→ **Work to complete**
Print all the entries verbatim.
* start Exercise material *
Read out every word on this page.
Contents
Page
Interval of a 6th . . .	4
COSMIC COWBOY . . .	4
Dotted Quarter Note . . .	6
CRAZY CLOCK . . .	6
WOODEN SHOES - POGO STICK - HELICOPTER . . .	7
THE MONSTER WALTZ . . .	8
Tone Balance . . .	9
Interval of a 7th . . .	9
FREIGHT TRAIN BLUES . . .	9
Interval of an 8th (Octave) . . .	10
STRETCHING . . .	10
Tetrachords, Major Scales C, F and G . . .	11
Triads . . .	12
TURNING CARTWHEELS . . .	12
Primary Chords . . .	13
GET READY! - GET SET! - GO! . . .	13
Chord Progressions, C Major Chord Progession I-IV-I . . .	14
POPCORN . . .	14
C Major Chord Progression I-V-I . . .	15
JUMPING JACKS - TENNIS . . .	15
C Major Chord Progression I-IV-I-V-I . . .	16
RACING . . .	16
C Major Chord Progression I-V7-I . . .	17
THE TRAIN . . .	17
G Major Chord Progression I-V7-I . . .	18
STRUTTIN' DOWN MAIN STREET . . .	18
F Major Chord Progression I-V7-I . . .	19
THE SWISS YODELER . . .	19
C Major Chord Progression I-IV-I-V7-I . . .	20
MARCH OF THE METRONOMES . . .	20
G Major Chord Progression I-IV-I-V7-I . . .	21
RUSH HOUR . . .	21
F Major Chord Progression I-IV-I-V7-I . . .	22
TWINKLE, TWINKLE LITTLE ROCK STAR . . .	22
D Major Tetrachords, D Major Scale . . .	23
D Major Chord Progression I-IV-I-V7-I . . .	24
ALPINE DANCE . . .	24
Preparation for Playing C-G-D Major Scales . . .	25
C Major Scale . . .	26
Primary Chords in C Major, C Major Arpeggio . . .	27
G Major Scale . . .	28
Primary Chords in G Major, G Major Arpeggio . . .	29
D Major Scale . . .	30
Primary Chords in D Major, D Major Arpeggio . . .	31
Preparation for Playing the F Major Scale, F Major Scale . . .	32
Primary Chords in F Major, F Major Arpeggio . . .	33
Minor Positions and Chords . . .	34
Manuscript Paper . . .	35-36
* end Exercise material *
→ **Solution for this task**
Read out every word on this page.
Contents
Page
Interval of a 6th . . .	4
COSMIC COWBOY . . .	4
Dotted Quarter Note . . .	6
CRAZY CLOCK . . .	6
WOODEN SHOES - POGO STICK - HELICOPTER . . .	7
THE MONSTER WALTZ . . .	8
Tone Balance . . .	9
Interval of a 7th . . .	9
FREIGHT TRAIN BLUES . . .	9
Interval of an 8th (Octave) . . .	10
STRETCHING . . .	10
Tetrachords, Major Scales C, F and G . . .	11
Triads . . .	12
TURNING CARTWHEELS . . .	12
Primary Chords . . .	13
GET READY! - GET SET! - GO! . . .	13
Chord Progressions, C Major Chord Progession I-IV-I . . .	14
POPCORN . . .	14
C Major Chord Progression I-V-I . . .	15
JUMPING JACKS - TENNIS . . .	15
C Major Chord Progression I-IV-I-V-I . . .	16
RACING . . .	16
C Major Chord Progression I-V7-I . . .	17
THE TRAIN . . .	17
G Major Chord Progression I-V7-I . . .	18
STRUTTIN' DOWN MAIN STREET . . .	18
F Major Chord Progression I-V7-I . . .	19
THE SWISS YODELER . . .	19
C Major Chord Progression I-IV-I-V7-I . . .	20
MARCH OF THE METRONOMES . . .	20
G Major Chord Progression I-IV-I-V7-I . . .	21
RUSH HOUR . . .	21
F Major Chord Progression I-IV-I-V7-I . . .	22
TWINKLE, TWINKLE LITTLE ROCK STAR . . .	22
D Major Tetrachords, D Major Scale . . .	23
D Major Chord Progression I-IV-I-V7-I . . .	24
ALPINE DANCE . . .	24
Preparation for Playing C-G-D Major Scales . . .	25
C Major Scale . . .	26
Primary Chords in C Major, C Major Arpeggio . . .	27
G Major Scale . . .	28
Primary Chords in G Major, G Major Arpeggio . . .	29
D Major Scale . . .	30
Primary Chords in D Major, D Major Arpeggio . . .	31
Preparation for Playing the F Major Scale, F Major Scale . . .	32
Primary Chords in F Major, F Major Arpeggio . . .	33
Minor Positions and Chords . . .	34
Manuscript Paper . . .	35-36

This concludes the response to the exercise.